* PAGINA *
_____

Nel caso in esame, invero, il decisum -a prescindere dalla sua correttezza in diritto – raggiunge la soglia del minimo costituzionale, avendo i giudici di appello argomentato la loro decisione.
2.3. Il motivo non merita dunque accoglimento.
Con il secondo motivo di ricorso, in relazione all’art. 360, primo comma, n. 4, c.p.c.., si deduce la nullità della sentenza impugnata per violazione degli artt. 132 c.p.c. e 36 del d.lgs. n. 546/1992, perché i giudici di merito avrebbero frainteso la materia del contendere, atteso che la proposta di concordato fallimentare aveva ad oggetto solo ed esclusiv amente l’acquisizione dell’attivo illiquido fallimentare (esclusa la Cassa) di valore pari al corrispettivo pagato di € 450.000,00 e non anche l’accol lo o alcuna forma di garanzia di soddisfacimento dei creditori.
Con il terzo motivo di ricorso, in relazione all’art. 360, primo comma, n. 4, c.p.c.., si deduce la nullità della sentenza impugnata per omessa pronuncia, con conseguente violazione dell’art 112 c.p.c.: parte ricorrente aveva ritualmente eccepito la violazione e falsa applicazione (anche) degli artt. 37 e 21, comma 2 del d.p.r. n. 131/1986 e degli artt. 8 e 9 della Tariffa, Parte Prima allegata allo stesso decreto, cui non è stato dato riscontro.
Con il quarto motivo di ricorso, in relazione all’art. 360, primo comma, n. 3, c.p.c.., si deduce la violazione e falsa applicazione degli artt. 43 e 21, comma 2 del d.p.r. n. 131/1986, nonché degli arti. 8, lett. a) e 9 della Tariffa, Parte Prima, allegata allo stesso decreto: il decreto di omologa del Tribunale Civile di Milano presentato per la registr azione, è un atto dell’autorità giudiziaria che ha evidenti effetti traslativi, in quanto ha determinato, in conformità a quanto indicato nella proposta di concordato fallimentare solo ed esclusivamente la cessione dell’attivo illiquido fallimentare in favore della Società, a fronte del pagamento del relativo corrispettivo di € 450.000,00 – e non anche l’accollo dei debiti.

_____

* DATI ESTRATTI *
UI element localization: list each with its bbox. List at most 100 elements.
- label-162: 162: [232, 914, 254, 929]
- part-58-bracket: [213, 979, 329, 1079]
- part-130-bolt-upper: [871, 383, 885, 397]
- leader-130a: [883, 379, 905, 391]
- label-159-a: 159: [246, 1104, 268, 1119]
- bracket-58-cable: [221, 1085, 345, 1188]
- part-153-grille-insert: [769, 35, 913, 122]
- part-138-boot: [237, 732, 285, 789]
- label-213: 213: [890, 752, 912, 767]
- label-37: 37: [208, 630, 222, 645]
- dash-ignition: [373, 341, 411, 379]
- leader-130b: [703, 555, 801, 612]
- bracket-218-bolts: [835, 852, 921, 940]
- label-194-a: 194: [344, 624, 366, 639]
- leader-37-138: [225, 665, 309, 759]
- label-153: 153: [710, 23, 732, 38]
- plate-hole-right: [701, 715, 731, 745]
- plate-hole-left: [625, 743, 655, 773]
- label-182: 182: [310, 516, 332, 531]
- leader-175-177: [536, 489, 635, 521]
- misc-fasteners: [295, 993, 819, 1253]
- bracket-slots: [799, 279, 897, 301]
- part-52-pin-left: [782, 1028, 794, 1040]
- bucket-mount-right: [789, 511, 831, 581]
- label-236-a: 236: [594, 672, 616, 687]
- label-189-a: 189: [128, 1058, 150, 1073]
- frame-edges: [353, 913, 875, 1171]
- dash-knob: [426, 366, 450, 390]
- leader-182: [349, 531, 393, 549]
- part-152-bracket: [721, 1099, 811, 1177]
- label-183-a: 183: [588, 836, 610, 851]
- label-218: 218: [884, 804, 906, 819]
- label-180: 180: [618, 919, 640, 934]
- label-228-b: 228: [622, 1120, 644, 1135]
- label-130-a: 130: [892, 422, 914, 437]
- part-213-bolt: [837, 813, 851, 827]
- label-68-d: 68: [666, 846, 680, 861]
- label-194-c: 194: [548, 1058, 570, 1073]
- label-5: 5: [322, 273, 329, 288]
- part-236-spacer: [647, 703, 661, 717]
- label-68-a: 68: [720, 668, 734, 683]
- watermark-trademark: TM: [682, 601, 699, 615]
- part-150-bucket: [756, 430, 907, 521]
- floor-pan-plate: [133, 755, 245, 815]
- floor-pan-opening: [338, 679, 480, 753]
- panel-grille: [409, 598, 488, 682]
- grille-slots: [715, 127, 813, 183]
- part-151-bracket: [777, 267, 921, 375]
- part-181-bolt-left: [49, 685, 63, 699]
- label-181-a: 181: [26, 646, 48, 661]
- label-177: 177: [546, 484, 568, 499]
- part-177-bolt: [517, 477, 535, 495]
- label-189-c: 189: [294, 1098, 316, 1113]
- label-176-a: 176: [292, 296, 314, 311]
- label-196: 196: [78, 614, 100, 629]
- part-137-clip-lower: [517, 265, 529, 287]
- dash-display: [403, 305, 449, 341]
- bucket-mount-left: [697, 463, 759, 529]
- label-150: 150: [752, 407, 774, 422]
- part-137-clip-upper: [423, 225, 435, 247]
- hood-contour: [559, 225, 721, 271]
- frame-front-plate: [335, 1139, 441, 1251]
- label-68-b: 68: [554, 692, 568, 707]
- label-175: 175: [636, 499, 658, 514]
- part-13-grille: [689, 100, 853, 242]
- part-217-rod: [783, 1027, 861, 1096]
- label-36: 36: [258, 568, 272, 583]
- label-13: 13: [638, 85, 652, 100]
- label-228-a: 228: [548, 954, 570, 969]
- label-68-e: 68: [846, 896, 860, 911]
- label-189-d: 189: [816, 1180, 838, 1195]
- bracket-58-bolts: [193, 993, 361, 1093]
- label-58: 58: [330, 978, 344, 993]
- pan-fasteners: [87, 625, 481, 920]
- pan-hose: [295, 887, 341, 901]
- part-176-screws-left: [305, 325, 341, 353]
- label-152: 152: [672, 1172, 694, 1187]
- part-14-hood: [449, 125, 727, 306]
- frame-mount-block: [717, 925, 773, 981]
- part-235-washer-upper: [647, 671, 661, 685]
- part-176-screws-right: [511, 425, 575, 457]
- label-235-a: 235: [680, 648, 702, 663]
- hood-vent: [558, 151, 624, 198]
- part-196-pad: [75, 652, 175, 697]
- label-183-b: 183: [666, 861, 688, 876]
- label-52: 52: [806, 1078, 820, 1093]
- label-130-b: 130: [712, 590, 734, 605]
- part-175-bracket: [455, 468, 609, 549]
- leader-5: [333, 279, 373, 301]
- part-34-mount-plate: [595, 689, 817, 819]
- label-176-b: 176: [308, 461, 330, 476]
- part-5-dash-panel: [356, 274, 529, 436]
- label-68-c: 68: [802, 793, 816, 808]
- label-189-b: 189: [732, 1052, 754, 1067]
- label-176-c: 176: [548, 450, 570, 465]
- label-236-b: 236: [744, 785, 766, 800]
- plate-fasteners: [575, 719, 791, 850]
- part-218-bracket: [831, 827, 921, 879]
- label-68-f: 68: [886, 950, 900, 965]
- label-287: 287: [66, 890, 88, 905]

_____

* ESERCIZI *
**1.** Secondo il testo sui motivi di ricorso, a quanto ammonta il corrispettivo pagato per l'attivo illiquido fallimentare?
**2.** Prosegui il testo sui motivi di ricorso con la parte che segue l'ultima frase riportata.

* RISPOSTE PER ESERCIZIO *
**1.** Il corrispettivo ammonta a € 450.000,00.

**2.**
Con il quinto motivo di ricorso, in relazione all’art. 360, primo comma, n. 3, c.p.c.., si deduce la violazione e falsa applicazione degli artt. 1362 e 1363 cod. civ. e dell’art. 1273 e cod. civ. La CTR avrebbe
erroneamente ritenuto che il decreto di omologa presentato per la registrazione riguardasse un’ipotesi di concordato fallimentare con terzo assuntore dell’acquisizione dell’attivo illiquido fallimentare e dell’accollo implicito dei debiti del fallimento, d a parte del soggetto terzo assuntore benché risultasse per tabulas (sia dal decreto di omologa, sia dalla proposta concordataria) che la contribuente avesse proposto, viceversa, solo ed esclusivamente l’acquisizione dell’attivo fallimentare, a fronte del pagamento del corrispettivo di € 450.000,00, senza alcun accollo dei debiti.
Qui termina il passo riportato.